▶ Instructions for the task
Without the pictures, copy the entries below word for word.

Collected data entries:
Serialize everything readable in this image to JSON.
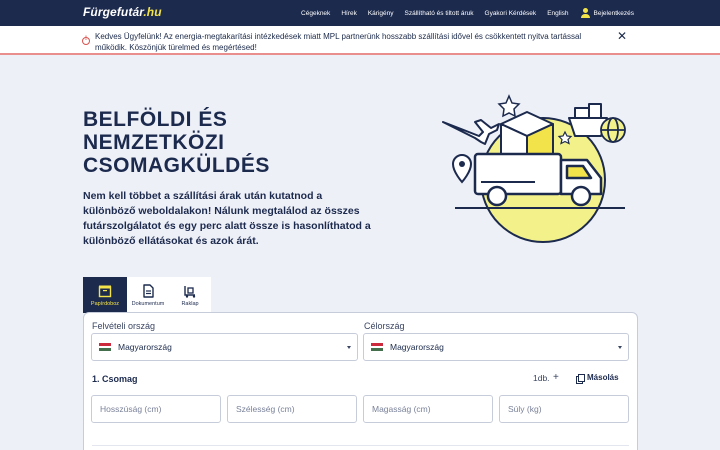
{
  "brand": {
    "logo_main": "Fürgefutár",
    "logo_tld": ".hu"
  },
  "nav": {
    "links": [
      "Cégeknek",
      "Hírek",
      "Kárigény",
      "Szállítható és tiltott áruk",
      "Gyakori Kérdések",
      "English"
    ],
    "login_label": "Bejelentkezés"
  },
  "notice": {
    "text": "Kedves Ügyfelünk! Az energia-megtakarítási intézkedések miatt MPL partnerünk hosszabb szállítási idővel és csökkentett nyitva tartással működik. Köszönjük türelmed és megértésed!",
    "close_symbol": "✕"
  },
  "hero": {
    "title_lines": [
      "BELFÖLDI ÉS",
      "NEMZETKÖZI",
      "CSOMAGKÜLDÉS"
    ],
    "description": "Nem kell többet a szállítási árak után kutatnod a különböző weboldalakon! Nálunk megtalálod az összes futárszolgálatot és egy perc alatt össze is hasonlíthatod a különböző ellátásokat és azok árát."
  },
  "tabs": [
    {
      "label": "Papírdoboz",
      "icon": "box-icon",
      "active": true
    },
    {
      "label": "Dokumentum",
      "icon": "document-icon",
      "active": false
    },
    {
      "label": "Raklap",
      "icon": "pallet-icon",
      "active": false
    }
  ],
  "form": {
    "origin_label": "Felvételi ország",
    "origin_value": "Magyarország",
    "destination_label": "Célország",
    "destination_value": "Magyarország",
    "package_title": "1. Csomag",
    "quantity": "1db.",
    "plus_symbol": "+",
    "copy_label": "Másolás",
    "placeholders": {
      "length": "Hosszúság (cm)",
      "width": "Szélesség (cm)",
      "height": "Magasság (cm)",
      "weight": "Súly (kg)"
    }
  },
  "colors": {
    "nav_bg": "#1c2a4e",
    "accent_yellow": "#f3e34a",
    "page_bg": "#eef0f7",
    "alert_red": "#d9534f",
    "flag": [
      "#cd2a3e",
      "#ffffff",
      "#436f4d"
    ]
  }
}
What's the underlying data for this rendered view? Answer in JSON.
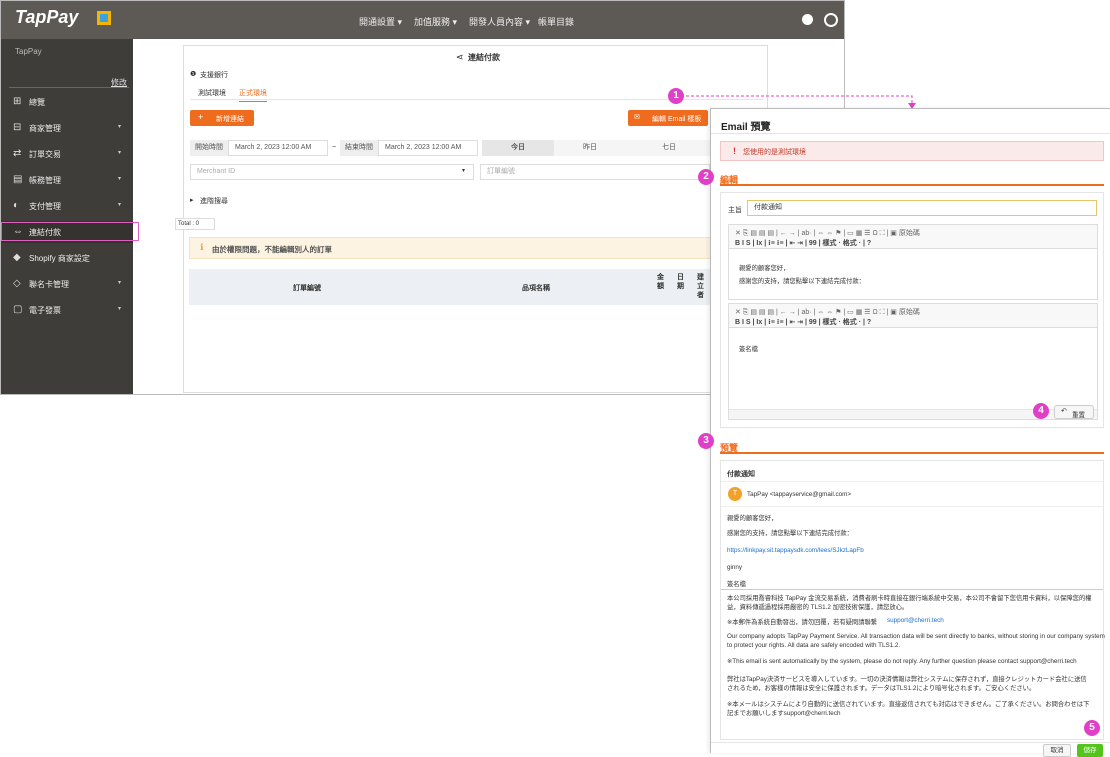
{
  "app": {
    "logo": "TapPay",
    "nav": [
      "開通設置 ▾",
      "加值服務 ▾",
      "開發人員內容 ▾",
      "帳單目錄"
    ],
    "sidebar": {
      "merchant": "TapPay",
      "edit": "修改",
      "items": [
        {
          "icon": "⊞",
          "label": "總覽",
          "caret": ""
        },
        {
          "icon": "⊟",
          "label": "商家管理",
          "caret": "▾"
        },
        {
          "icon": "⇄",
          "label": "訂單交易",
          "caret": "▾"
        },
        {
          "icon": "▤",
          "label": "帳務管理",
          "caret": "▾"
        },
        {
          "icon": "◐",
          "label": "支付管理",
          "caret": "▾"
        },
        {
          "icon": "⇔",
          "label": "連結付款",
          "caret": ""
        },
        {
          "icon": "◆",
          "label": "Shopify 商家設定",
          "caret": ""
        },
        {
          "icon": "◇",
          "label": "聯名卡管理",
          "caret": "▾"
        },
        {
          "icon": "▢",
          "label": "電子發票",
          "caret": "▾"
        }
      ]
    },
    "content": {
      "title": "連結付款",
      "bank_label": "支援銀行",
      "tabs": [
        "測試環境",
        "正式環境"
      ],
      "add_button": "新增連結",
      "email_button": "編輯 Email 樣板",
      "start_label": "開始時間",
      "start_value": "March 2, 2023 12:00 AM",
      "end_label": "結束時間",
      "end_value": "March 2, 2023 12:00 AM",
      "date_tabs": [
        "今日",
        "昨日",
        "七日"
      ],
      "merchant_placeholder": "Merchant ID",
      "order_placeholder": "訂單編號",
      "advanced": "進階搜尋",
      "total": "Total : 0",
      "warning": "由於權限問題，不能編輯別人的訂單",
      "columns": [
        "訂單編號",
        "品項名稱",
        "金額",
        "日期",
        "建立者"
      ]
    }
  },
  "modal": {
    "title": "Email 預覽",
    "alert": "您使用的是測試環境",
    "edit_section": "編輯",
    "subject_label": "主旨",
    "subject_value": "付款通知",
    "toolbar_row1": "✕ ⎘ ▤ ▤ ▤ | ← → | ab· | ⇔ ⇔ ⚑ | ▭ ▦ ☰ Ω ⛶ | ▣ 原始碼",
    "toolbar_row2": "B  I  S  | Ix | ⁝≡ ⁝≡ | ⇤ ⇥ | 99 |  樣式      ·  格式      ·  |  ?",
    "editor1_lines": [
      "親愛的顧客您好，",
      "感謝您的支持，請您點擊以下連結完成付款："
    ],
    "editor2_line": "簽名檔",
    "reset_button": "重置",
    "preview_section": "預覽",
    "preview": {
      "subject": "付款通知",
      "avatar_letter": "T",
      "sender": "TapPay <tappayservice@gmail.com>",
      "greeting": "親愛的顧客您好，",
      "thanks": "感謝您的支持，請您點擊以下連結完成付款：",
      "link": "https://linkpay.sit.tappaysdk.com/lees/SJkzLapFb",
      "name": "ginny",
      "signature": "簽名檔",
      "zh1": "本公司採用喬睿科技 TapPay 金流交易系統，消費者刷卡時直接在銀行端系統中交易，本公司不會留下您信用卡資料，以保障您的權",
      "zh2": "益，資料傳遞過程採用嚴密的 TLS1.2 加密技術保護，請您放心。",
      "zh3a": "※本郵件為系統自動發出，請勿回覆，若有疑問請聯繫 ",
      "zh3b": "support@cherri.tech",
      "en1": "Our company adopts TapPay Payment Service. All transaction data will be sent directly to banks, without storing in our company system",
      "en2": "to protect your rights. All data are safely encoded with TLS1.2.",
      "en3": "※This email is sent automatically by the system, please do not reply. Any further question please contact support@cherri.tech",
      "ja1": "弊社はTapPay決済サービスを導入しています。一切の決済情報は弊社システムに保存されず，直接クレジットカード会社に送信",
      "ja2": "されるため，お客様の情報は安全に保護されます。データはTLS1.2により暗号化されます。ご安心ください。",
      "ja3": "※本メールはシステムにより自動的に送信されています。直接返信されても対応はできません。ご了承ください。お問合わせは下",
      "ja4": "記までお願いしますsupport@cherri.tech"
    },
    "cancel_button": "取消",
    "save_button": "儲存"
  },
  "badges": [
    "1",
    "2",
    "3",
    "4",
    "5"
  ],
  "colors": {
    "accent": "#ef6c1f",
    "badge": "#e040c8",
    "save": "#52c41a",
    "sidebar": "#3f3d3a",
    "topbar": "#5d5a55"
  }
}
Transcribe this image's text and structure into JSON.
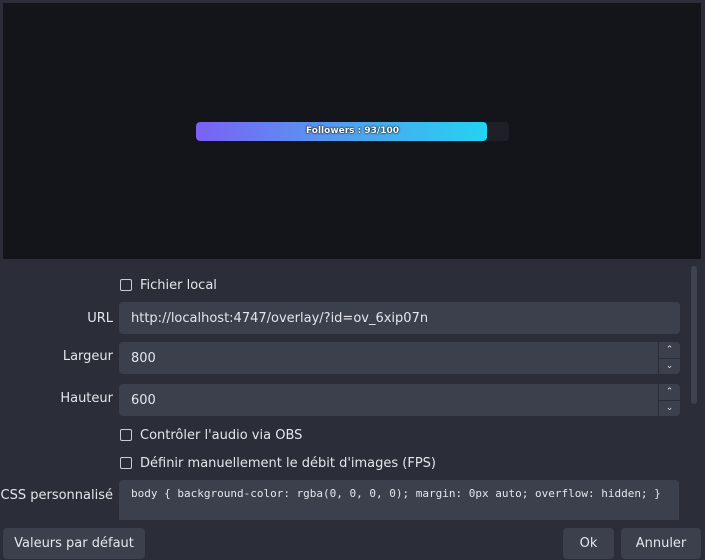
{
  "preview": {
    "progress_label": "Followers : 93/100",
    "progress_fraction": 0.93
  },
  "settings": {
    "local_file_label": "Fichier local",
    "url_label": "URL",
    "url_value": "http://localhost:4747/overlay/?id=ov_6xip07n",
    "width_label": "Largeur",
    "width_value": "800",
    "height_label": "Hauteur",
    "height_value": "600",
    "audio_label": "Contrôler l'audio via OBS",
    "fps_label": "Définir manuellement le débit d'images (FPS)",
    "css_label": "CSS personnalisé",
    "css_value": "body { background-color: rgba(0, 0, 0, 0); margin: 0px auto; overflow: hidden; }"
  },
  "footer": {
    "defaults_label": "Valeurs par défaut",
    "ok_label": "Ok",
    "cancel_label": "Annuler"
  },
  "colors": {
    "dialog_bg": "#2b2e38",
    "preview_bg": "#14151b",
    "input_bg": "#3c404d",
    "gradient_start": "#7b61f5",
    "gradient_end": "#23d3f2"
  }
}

▶ Correct answer
Serialize everything readable in this image to JSON.
{
  "brand": {
    "logo_main": "Fürgefutár",
    "logo_tld": ".hu"
  },
  "nav": {
    "links": [
      "Cégeknek",
      "Hírek",
      "Kárigény",
      "Szállítható és tiltott áruk",
      "Gyakori Kérdések",
      "English"
    ],
    "login_label": "Bejelentkezés"
  },
  "notice": {
    "text": "Kedves Ügyfelünk! Az energia-megtakarítási intézkedések miatt MPL partnerünk hosszabb szállítási idővel és csökkentett nyitva tartással működik. Köszönjük türelmed és megértésed!",
    "close_symbol": "✕"
  },
  "hero": {
    "title_lines": [
      "BELFÖLDI ÉS",
      "NEMZETKÖZI",
      "CSOMAGKÜLDÉS"
    ],
    "description": "Nem kell többet a szállítási árak után kutatnod a különböző weboldalakon! Nálunk megtalálod az összes futárszolgálatot és egy perc alatt össze is hasonlíthatod a különböző ellátásokat és azok árát."
  },
  "tabs": [
    {
      "label": "Papírdoboz",
      "icon": "box-icon",
      "active": true
    },
    {
      "label": "Dokumentum",
      "icon": "document-icon",
      "active": false
    },
    {
      "label": "Raklap",
      "icon": "pallet-icon",
      "active": false
    }
  ],
  "form": {
    "origin_label": "Felvételi ország",
    "origin_value": "Magyarország",
    "destination_label": "Célország",
    "destination_value": "Magyarország",
    "package_title": "1. Csomag",
    "quantity": "1db.",
    "plus_symbol": "+",
    "copy_label": "Másolás",
    "placeholders": {
      "length": "Hosszúság (cm)",
      "width": "Szélesség (cm)",
      "height": "Magasság (cm)",
      "weight": "Súly (kg)"
    }
  },
  "colors": {
    "nav_bg": "#1c2a4e",
    "accent_yellow": "#f3e34a",
    "page_bg": "#eef0f7",
    "alert_red": "#d9534f",
    "flag": [
      "#cd2a3e",
      "#ffffff",
      "#436f4d"
    ]
  }
}
What's the underlying data for this rendered view? Answer in JSON.
{
  "app": {
    "logo": "TapPay",
    "nav": [
      "開通設置 ▾",
      "加值服務 ▾",
      "開發人員內容 ▾",
      "帳單目錄"
    ],
    "sidebar": {
      "merchant": "TapPay",
      "edit": "修改",
      "items": [
        {
          "icon": "⊞",
          "label": "總覽",
          "caret": ""
        },
        {
          "icon": "⊟",
          "label": "商家管理",
          "caret": "▾"
        },
        {
          "icon": "⇄",
          "label": "訂單交易",
          "caret": "▾"
        },
        {
          "icon": "▤",
          "label": "帳務管理",
          "caret": "▾"
        },
        {
          "icon": "◐",
          "label": "支付管理",
          "caret": "▾"
        },
        {
          "icon": "⇔",
          "label": "連結付款",
          "caret": ""
        },
        {
          "icon": "◆",
          "label": "Shopify 商家設定",
          "caret": ""
        },
        {
          "icon": "◇",
          "label": "聯名卡管理",
          "caret": "▾"
        },
        {
          "icon": "▢",
          "label": "電子發票",
          "caret": "▾"
        }
      ]
    },
    "content": {
      "title": "連結付款",
      "bank_label": "支援銀行",
      "tabs": [
        "測試環境",
        "正式環境"
      ],
      "add_button": "新增連結",
      "email_button": "編輯 Email 樣板",
      "start_label": "開始時間",
      "start_value": "March 2, 2023 12:00 AM",
      "end_label": "結束時間",
      "end_value": "March 2, 2023 12:00 AM",
      "date_tabs": [
        "今日",
        "昨日",
        "七日"
      ],
      "merchant_placeholder": "Merchant ID",
      "order_placeholder": "訂單編號",
      "advanced": "進階搜尋",
      "total": "Total : 0",
      "warning": "由於權限問題，不能編輯別人的訂單",
      "columns": [
        "訂單編號",
        "品項名稱",
        "金額",
        "日期",
        "建立者"
      ]
    }
  },
  "modal": {
    "title": "Email 預覽",
    "alert": "您使用的是測試環境",
    "edit_section": "編輯",
    "subject_label": "主旨",
    "subject_value": "付款通知",
    "toolbar_row1": "✕ ⎘ ▤ ▤ ▤ | ← → | ab· | ⇔ ⇔ ⚑ | ▭ ▦ ☰ Ω ⛶ | ▣ 原始碼",
    "toolbar_row2": "B  I  S  | Ix | ⁝≡ ⁝≡ | ⇤ ⇥ | 99 |  樣式      ·  格式      ·  |  ?",
    "editor1_lines": [
      "親愛的顧客您好，",
      "感謝您的支持，請您點擊以下連結完成付款："
    ],
    "editor2_line": "簽名檔",
    "reset_button": "重置",
    "preview_section": "預覽",
    "preview": {
      "subject": "付款通知",
      "avatar_letter": "T",
      "sender": "TapPay <tappayservice@gmail.com>",
      "greeting": "親愛的顧客您好，",
      "thanks": "感謝您的支持，請您點擊以下連結完成付款：",
      "link": "https://linkpay.sit.tappaysdk.com/lees/SJkzLapFb",
      "name": "ginny",
      "signature": "簽名檔",
      "zh1": "本公司採用喬睿科技 TapPay 金流交易系統，消費者刷卡時直接在銀行端系統中交易，本公司不會留下您信用卡資料，以保障您的權",
      "zh2": "益，資料傳遞過程採用嚴密的 TLS1.2 加密技術保護，請您放心。",
      "zh3a": "※本郵件為系統自動發出，請勿回覆，若有疑問請聯繫 ",
      "zh3b": "support@cherri.tech",
      "en1": "Our company adopts TapPay Payment Service. All transaction data will be sent directly to banks, without storing in our company system",
      "en2": "to protect your rights. All data are safely encoded with TLS1.2.",
      "en3": "※This email is sent automatically by the system, please do not reply. Any further question please contact support@cherri.tech",
      "ja1": "弊社はTapPay決済サービスを導入しています。一切の決済情報は弊社システムに保存されず，直接クレジットカード会社に送信",
      "ja2": "されるため，お客様の情報は安全に保護されます。データはTLS1.2により暗号化されます。ご安心ください。",
      "ja3": "※本メールはシステムにより自動的に送信されています。直接返信されても対応はできません。ご了承ください。お問合わせは下",
      "ja4": "記までお願いしますsupport@cherri.tech"
    },
    "cancel_button": "取消",
    "save_button": "儲存"
  },
  "badges": [
    "1",
    "2",
    "3",
    "4",
    "5"
  ],
  "colors": {
    "accent": "#ef6c1f",
    "badge": "#e040c8",
    "save": "#52c41a",
    "sidebar": "#3f3d3a",
    "topbar": "#5d5a55"
  }
}
Transcribe this image's text and structure into JSON.
{
  "preview": {
    "progress_label": "Followers : 93/100",
    "progress_fraction": 0.93
  },
  "settings": {
    "local_file_label": "Fichier local",
    "url_label": "URL",
    "url_value": "http://localhost:4747/overlay/?id=ov_6xip07n",
    "width_label": "Largeur",
    "width_value": "800",
    "height_label": "Hauteur",
    "height_value": "600",
    "audio_label": "Contrôler l'audio via OBS",
    "fps_label": "Définir manuellement le débit d'images (FPS)",
    "css_label": "CSS personnalisé",
    "css_value": "body { background-color: rgba(0, 0, 0, 0); margin: 0px auto; overflow: hidden; }"
  },
  "footer": {
    "defaults_label": "Valeurs par défaut",
    "ok_label": "Ok",
    "cancel_label": "Annuler"
  },
  "colors": {
    "dialog_bg": "#2b2e38",
    "preview_bg": "#14151b",
    "input_bg": "#3c404d",
    "gradient_start": "#7b61f5",
    "gradient_end": "#23d3f2"
  }
}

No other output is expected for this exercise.